Problem requirements:
Whenever a line carries the word "Mitochondrial", pull it out of the entries.

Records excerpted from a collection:
☆ ☆ ☆ ☆

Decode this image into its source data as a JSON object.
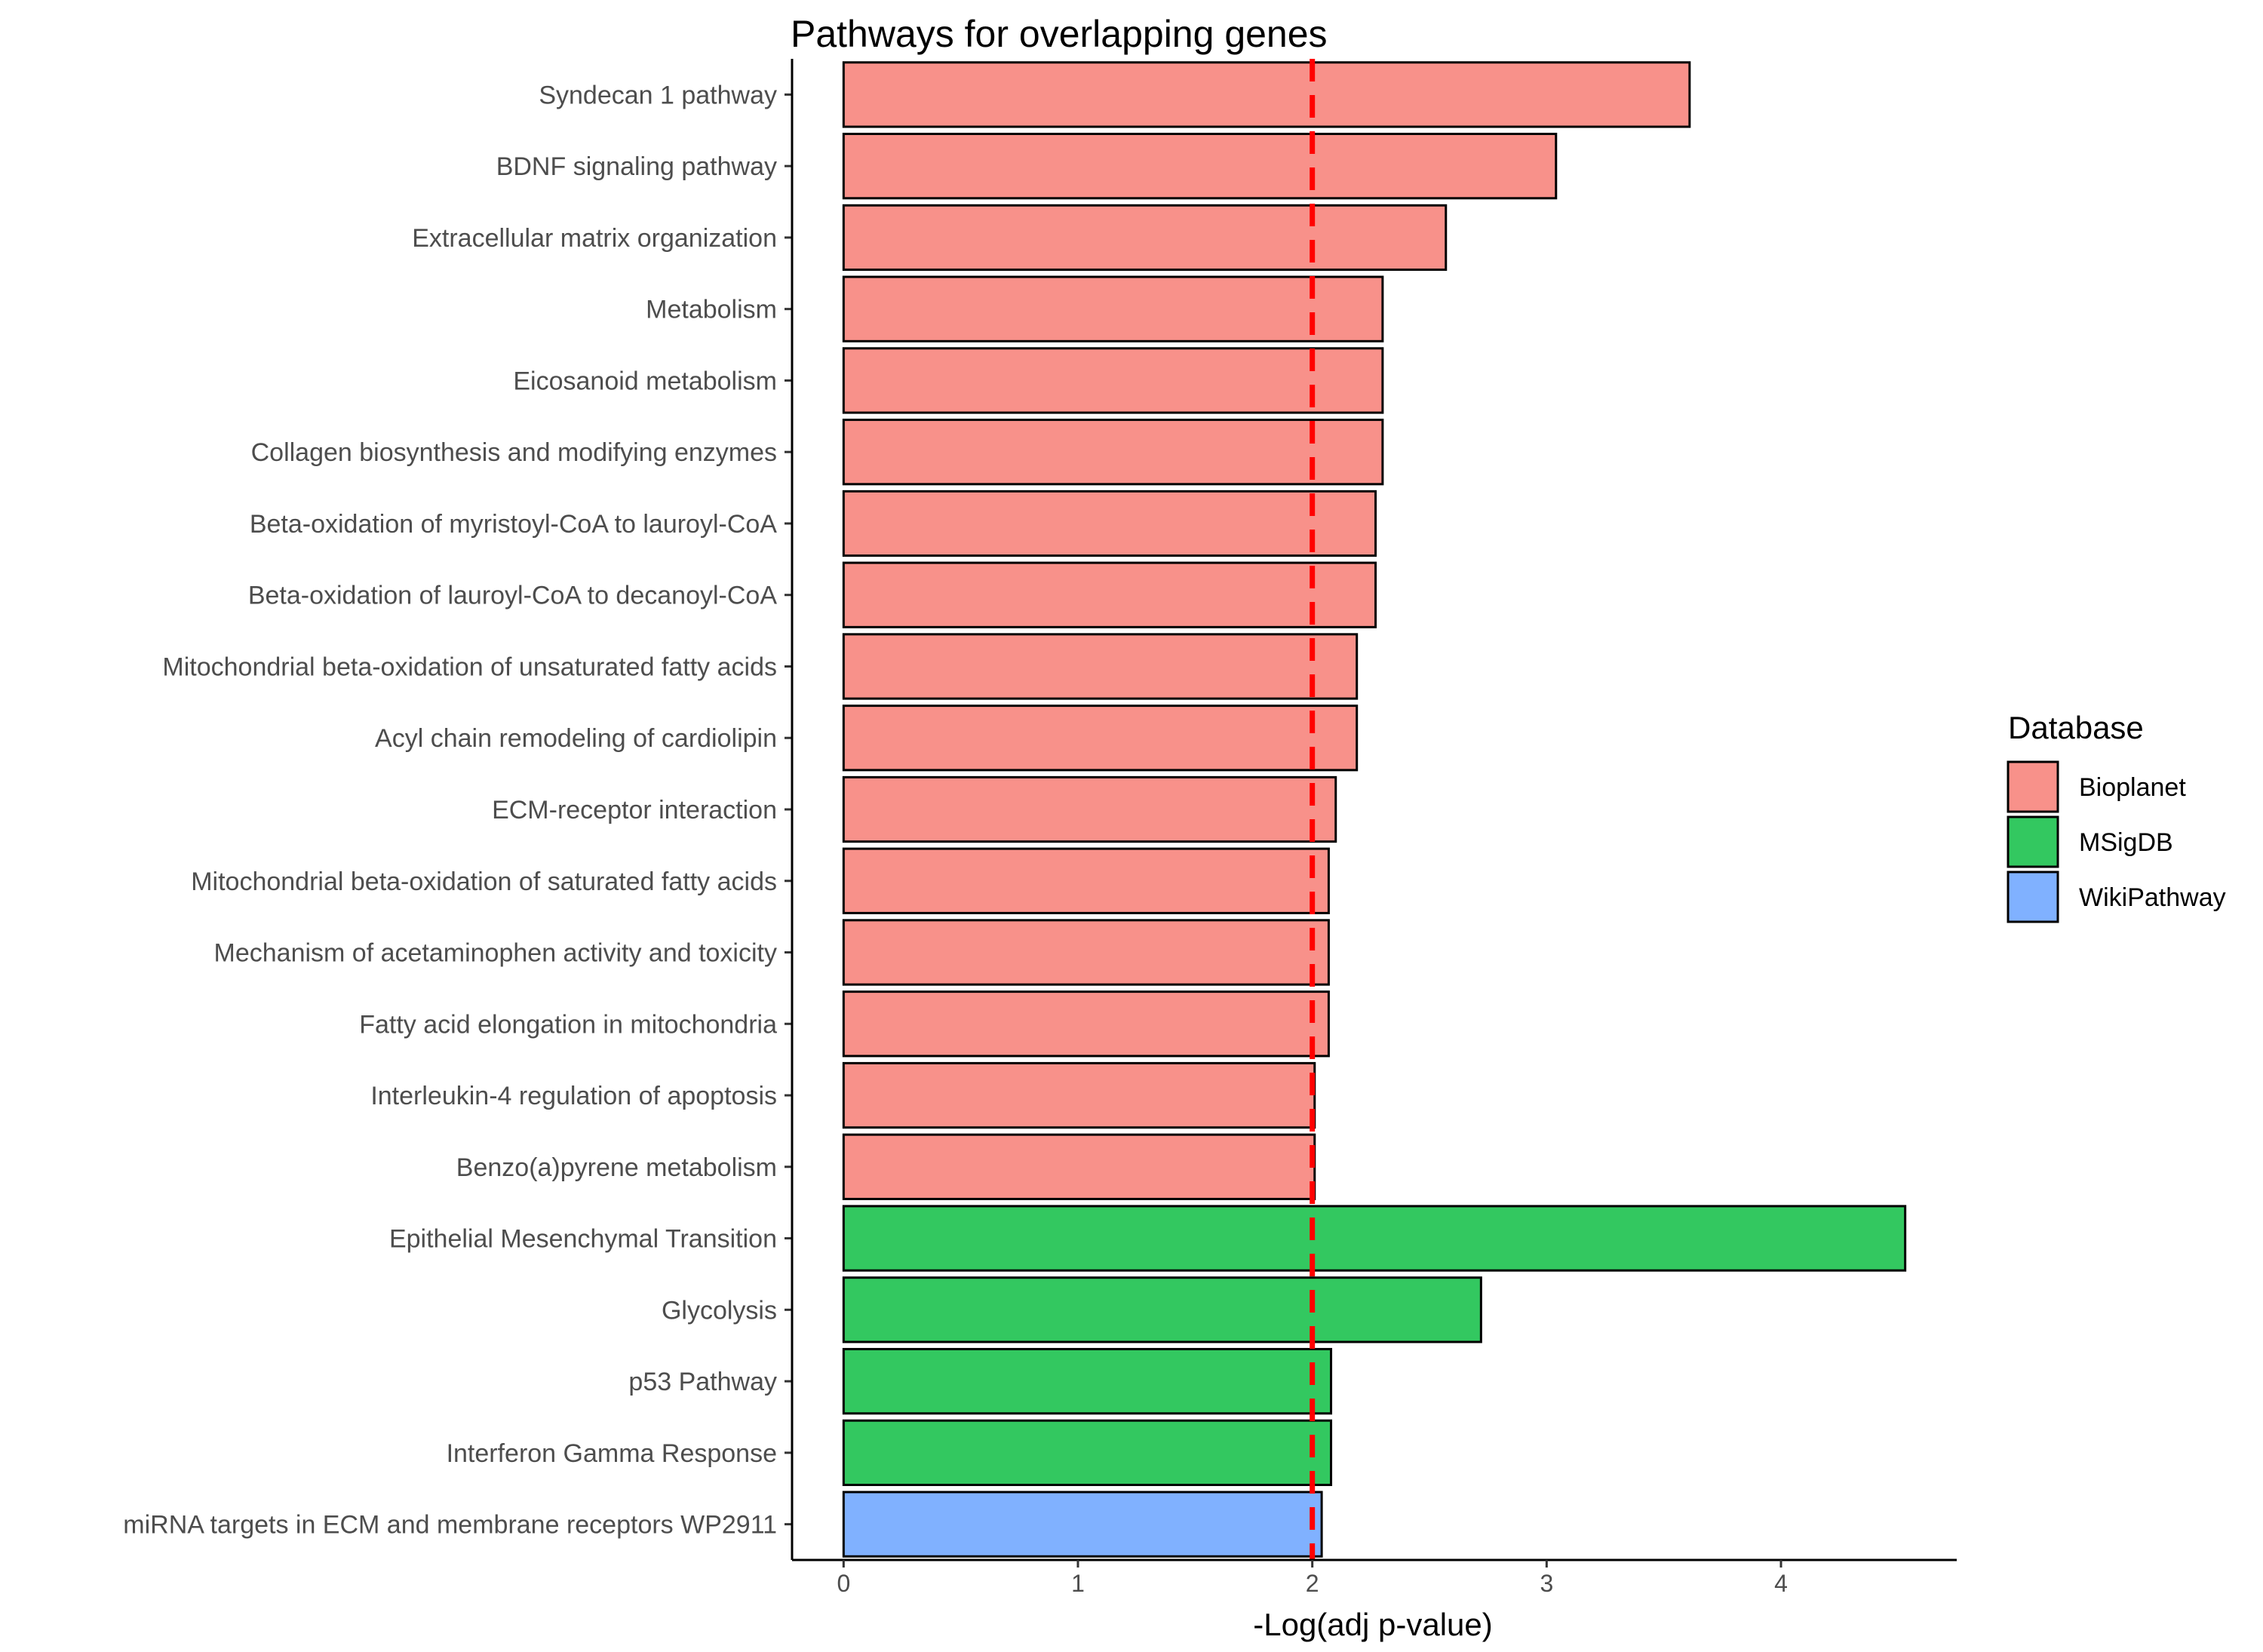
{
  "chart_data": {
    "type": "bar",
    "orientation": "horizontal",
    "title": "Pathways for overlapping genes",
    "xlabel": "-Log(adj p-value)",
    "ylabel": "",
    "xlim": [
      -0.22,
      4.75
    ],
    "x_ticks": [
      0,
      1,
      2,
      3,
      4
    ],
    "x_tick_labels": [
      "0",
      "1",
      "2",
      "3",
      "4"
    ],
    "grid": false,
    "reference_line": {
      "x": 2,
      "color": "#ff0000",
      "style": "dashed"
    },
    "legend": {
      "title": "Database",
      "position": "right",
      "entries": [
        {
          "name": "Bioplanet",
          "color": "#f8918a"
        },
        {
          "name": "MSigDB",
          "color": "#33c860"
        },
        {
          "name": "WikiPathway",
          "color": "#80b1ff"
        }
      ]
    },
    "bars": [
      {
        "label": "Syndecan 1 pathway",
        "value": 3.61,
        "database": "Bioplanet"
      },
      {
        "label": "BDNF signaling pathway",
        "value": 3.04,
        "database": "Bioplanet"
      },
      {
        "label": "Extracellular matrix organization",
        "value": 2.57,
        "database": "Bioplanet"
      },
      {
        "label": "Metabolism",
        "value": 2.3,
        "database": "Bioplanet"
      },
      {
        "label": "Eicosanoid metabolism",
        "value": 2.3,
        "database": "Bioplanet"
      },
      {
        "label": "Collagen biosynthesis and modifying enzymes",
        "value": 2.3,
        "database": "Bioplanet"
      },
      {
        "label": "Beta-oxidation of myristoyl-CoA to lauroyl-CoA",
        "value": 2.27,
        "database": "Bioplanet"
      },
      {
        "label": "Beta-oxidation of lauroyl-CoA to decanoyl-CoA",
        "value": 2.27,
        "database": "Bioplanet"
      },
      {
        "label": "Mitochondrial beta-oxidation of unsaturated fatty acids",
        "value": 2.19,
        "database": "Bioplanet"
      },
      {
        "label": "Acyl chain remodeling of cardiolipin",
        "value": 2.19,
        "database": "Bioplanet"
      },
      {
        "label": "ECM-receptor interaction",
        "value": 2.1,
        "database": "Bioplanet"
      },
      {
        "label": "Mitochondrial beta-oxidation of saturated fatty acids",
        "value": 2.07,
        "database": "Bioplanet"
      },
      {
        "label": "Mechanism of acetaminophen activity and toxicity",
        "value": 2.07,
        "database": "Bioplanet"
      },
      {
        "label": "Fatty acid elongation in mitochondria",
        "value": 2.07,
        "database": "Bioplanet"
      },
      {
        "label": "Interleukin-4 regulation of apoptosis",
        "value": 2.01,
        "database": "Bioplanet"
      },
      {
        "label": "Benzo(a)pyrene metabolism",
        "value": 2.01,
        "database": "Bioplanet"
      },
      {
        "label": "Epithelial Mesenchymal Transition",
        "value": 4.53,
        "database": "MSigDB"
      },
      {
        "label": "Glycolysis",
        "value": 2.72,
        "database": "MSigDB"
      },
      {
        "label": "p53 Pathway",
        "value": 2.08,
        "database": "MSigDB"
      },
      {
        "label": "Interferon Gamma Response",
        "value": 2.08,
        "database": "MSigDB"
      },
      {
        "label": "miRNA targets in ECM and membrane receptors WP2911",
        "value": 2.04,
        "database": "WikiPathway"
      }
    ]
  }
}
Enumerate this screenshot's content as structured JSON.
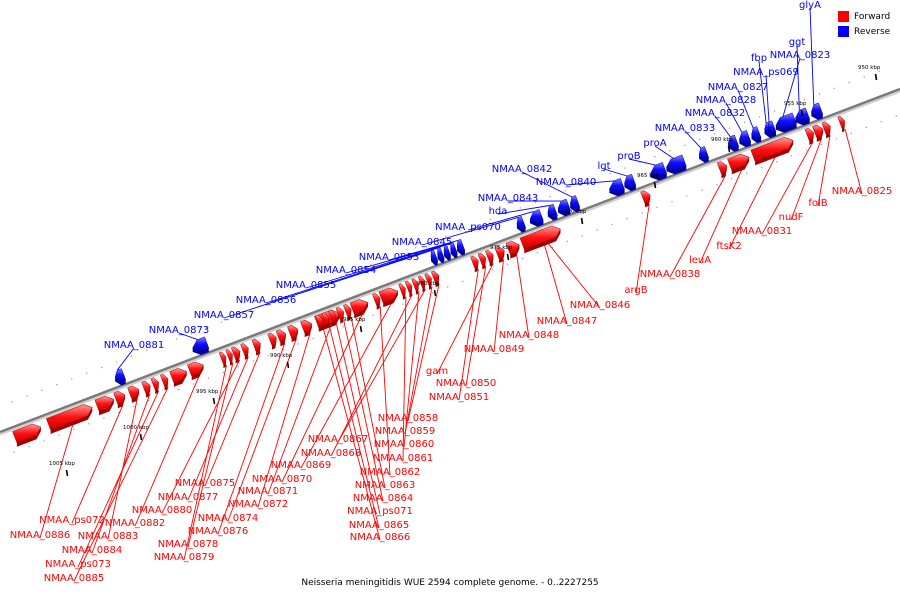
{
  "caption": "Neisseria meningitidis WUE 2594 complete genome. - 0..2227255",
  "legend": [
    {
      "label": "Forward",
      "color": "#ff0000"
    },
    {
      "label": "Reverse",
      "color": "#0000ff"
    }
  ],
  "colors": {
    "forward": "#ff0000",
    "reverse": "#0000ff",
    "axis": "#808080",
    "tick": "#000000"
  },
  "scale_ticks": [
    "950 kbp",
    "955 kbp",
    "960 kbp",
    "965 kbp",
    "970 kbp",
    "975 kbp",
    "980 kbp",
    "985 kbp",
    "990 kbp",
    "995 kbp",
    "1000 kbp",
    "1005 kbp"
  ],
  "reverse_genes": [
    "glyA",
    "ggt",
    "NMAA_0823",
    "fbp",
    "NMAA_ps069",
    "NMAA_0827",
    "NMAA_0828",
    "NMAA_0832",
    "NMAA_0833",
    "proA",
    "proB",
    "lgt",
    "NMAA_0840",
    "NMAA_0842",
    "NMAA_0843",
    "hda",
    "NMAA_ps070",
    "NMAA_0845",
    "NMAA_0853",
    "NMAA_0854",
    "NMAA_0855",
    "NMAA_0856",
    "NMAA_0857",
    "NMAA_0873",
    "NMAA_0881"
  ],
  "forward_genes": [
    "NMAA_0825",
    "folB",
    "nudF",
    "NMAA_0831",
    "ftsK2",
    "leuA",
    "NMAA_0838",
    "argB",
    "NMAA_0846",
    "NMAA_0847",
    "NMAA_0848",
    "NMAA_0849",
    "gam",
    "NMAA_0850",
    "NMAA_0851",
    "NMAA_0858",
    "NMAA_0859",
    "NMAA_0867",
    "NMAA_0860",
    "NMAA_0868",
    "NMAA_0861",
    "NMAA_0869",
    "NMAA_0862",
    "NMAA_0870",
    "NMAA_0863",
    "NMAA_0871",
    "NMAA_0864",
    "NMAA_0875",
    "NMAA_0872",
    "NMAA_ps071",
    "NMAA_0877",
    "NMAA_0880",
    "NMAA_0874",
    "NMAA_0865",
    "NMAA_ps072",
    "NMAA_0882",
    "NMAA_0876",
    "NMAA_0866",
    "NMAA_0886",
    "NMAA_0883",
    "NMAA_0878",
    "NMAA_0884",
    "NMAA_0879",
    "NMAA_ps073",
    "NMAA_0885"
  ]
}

☆ ☆ ☆ ☆

Solution below:
        "label": "Mitochondrial beta-oxidation of unsaturated fatty acids",
        "label": "Mitochondrial beta-oxidation of saturated fatty acids",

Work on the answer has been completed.